# Set problem
Leaving out the pictures, retype all the material exactly.

# Stored records
+---+

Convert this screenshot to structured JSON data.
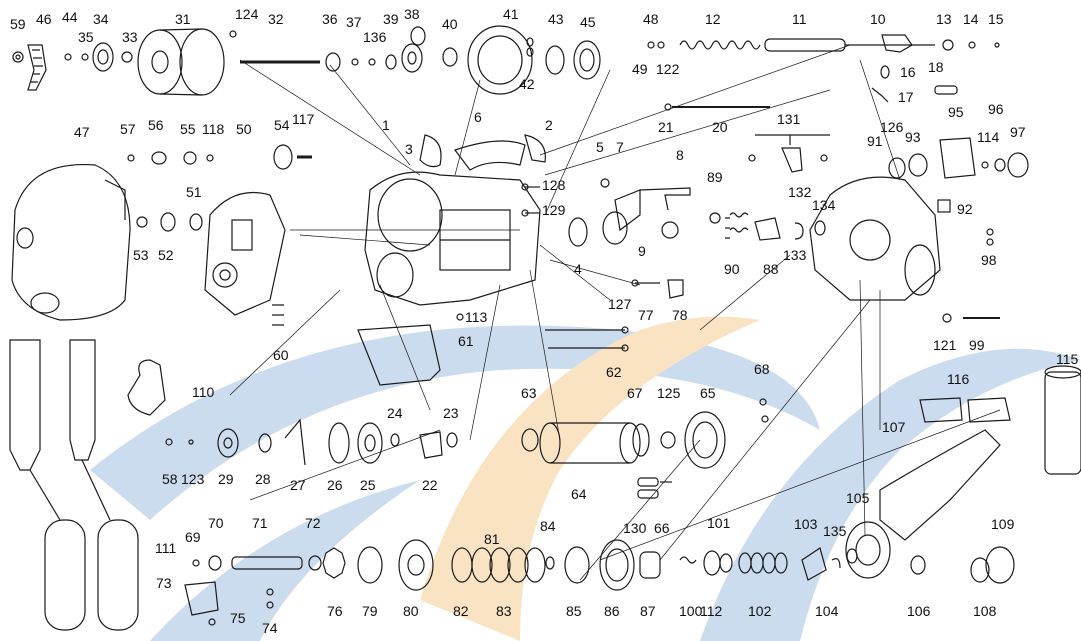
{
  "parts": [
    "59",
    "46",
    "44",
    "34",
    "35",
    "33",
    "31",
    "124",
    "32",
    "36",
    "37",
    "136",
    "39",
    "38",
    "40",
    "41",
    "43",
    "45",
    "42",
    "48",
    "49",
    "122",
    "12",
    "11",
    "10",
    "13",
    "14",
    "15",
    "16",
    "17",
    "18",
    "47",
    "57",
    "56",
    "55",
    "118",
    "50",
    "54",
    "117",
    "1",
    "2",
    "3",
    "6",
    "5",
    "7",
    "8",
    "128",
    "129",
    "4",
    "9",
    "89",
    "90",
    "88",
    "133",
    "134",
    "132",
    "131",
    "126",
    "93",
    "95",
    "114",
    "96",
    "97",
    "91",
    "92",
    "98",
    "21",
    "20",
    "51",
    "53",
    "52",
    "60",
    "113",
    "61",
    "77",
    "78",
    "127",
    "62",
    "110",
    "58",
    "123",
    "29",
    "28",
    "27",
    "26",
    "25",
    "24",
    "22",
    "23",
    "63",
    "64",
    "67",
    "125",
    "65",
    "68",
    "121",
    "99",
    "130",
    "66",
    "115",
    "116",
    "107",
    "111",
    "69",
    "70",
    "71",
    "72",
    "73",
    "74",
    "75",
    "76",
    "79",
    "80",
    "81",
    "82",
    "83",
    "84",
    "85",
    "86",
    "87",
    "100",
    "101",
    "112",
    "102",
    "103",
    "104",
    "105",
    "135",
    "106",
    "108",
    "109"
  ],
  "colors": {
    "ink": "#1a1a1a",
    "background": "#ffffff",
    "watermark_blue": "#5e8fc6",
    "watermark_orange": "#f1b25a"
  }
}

+---+

# The output
Convert this screenshot to structured JSON data.
{
  "parts": [
    "59",
    "46",
    "44",
    "34",
    "35",
    "33",
    "31",
    "124",
    "32",
    "36",
    "37",
    "136",
    "39",
    "38",
    "40",
    "41",
    "43",
    "45",
    "42",
    "48",
    "49",
    "122",
    "12",
    "11",
    "10",
    "13",
    "14",
    "15",
    "16",
    "17",
    "18",
    "47",
    "57",
    "56",
    "55",
    "118",
    "50",
    "54",
    "117",
    "1",
    "2",
    "3",
    "6",
    "5",
    "7",
    "8",
    "128",
    "129",
    "4",
    "9",
    "89",
    "90",
    "88",
    "133",
    "134",
    "132",
    "131",
    "126",
    "93",
    "95",
    "114",
    "96",
    "97",
    "91",
    "92",
    "98",
    "21",
    "20",
    "51",
    "53",
    "52",
    "60",
    "113",
    "61",
    "77",
    "78",
    "127",
    "62",
    "110",
    "58",
    "123",
    "29",
    "28",
    "27",
    "26",
    "25",
    "24",
    "22",
    "23",
    "63",
    "64",
    "67",
    "125",
    "65",
    "68",
    "121",
    "99",
    "130",
    "66",
    "115",
    "116",
    "107",
    "111",
    "69",
    "70",
    "71",
    "72",
    "73",
    "74",
    "75",
    "76",
    "79",
    "80",
    "81",
    "82",
    "83",
    "84",
    "85",
    "86",
    "87",
    "100",
    "101",
    "112",
    "102",
    "103",
    "104",
    "105",
    "135",
    "106",
    "108",
    "109"
  ],
  "colors": {
    "ink": "#1a1a1a",
    "background": "#ffffff",
    "watermark_blue": "#5e8fc6",
    "watermark_orange": "#f1b25a"
  }
}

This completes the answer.